INSTRUCTIONS TO FOLLOW —
Check each line of the listing below for the string "điểm", and copy the ones that have it.
BEGIN DATA SECTION
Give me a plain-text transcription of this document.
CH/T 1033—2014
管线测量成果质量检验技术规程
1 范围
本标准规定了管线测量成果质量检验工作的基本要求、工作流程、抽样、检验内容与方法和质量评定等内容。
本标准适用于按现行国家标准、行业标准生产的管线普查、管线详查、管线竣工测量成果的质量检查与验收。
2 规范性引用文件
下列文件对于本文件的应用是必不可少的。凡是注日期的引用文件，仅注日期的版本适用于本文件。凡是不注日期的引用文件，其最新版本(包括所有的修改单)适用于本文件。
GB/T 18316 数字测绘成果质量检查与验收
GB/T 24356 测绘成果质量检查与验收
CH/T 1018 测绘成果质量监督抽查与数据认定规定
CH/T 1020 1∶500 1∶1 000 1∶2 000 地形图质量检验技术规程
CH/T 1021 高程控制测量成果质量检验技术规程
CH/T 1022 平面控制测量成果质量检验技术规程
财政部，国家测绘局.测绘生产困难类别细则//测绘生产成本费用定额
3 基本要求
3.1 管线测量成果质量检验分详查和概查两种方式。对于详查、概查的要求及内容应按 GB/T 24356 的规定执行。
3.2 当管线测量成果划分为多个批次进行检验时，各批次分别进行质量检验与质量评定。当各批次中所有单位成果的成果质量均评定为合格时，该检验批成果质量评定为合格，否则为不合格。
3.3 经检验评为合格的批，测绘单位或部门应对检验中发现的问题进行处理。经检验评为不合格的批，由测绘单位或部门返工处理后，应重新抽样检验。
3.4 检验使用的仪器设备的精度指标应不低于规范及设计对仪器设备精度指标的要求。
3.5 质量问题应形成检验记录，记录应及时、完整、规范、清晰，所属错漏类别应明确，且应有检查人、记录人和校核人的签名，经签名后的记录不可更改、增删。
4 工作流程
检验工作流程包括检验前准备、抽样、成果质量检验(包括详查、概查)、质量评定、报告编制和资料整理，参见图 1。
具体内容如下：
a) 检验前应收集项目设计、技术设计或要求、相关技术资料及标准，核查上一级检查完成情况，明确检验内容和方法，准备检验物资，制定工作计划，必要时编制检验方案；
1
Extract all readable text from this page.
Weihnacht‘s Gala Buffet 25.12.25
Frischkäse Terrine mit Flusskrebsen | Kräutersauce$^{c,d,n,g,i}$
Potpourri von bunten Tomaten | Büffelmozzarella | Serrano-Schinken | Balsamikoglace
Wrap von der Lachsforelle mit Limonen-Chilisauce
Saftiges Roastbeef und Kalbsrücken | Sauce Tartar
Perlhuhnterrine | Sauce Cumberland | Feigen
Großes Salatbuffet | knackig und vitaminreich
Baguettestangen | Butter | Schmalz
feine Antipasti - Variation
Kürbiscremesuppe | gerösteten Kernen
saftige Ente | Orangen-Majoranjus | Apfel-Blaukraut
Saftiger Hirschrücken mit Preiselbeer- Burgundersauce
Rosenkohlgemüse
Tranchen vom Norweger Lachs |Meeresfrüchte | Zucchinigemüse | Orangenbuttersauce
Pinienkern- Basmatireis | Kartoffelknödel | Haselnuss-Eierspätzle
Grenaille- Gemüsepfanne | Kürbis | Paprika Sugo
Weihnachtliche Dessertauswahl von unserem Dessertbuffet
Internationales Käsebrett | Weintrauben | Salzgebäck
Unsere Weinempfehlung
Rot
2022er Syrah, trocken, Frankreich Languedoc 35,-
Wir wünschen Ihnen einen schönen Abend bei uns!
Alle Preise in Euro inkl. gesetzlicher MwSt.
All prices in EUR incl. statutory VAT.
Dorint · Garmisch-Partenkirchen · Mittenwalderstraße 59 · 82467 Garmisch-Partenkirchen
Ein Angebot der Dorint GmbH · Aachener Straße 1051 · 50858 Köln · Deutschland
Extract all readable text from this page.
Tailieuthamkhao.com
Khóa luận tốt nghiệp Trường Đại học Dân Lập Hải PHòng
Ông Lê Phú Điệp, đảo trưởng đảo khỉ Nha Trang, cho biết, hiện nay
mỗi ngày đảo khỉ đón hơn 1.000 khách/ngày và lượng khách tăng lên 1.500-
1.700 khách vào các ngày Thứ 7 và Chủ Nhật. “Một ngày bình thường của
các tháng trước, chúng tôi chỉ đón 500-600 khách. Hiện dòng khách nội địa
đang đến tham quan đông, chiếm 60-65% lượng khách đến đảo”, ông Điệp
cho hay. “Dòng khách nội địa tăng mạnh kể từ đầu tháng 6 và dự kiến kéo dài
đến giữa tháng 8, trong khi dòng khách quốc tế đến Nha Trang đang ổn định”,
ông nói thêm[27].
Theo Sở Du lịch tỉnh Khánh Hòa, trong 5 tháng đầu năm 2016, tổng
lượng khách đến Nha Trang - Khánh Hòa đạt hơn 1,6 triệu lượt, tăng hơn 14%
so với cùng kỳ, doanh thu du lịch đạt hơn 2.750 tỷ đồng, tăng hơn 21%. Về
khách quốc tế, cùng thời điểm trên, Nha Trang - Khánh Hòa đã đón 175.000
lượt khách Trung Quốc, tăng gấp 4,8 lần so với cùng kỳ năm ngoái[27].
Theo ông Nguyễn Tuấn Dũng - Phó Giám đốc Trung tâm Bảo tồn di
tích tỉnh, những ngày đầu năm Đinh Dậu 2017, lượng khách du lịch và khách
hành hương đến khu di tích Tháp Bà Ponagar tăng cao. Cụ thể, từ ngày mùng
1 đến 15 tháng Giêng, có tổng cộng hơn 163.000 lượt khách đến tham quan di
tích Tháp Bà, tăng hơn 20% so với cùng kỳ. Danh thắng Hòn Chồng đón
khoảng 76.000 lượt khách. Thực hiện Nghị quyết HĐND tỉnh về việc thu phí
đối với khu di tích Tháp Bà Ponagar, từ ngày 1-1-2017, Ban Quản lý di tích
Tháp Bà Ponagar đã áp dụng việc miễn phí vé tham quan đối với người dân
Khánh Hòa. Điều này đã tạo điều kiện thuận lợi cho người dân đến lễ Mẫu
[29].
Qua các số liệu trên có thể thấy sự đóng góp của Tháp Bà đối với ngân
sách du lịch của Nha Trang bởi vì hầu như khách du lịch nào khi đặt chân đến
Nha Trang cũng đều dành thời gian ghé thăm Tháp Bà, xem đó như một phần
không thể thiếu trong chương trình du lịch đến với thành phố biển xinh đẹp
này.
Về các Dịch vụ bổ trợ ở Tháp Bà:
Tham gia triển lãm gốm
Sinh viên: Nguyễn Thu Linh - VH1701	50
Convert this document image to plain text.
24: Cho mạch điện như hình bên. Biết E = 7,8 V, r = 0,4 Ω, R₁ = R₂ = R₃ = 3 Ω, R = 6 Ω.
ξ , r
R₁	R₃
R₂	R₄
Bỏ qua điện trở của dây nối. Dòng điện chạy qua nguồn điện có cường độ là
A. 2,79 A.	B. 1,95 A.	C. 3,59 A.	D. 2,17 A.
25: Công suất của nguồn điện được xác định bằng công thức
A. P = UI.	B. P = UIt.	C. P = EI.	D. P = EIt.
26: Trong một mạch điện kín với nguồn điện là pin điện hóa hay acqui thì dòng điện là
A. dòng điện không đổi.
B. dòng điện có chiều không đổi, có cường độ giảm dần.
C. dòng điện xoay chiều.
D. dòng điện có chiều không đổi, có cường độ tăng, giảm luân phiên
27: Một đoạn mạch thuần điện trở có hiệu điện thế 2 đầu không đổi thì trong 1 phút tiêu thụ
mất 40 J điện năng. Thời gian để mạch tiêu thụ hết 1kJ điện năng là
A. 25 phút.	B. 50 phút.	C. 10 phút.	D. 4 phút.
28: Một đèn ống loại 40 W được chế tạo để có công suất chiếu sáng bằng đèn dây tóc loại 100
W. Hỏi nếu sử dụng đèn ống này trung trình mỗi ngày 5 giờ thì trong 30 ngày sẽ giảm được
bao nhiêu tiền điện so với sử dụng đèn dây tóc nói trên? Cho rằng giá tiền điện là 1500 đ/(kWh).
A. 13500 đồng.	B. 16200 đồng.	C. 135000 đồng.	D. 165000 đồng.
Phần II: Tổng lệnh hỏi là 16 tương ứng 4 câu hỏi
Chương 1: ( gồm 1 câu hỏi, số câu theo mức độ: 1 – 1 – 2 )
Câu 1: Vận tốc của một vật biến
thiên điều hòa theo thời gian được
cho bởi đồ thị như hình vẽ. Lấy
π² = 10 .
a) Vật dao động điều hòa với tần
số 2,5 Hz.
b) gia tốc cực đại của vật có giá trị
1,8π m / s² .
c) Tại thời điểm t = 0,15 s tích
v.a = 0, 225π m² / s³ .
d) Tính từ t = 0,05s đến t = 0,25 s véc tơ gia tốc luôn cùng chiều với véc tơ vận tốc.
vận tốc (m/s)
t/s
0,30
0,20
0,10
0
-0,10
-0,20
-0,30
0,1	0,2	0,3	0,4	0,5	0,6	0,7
END DATA SECTION
THE SOLUTION —
khách quốc tế, cùng thời điểm trên, Nha Trang - Khánh Hòa đã đón 175.000
c) Tại thời điểm t = 0,15 s tích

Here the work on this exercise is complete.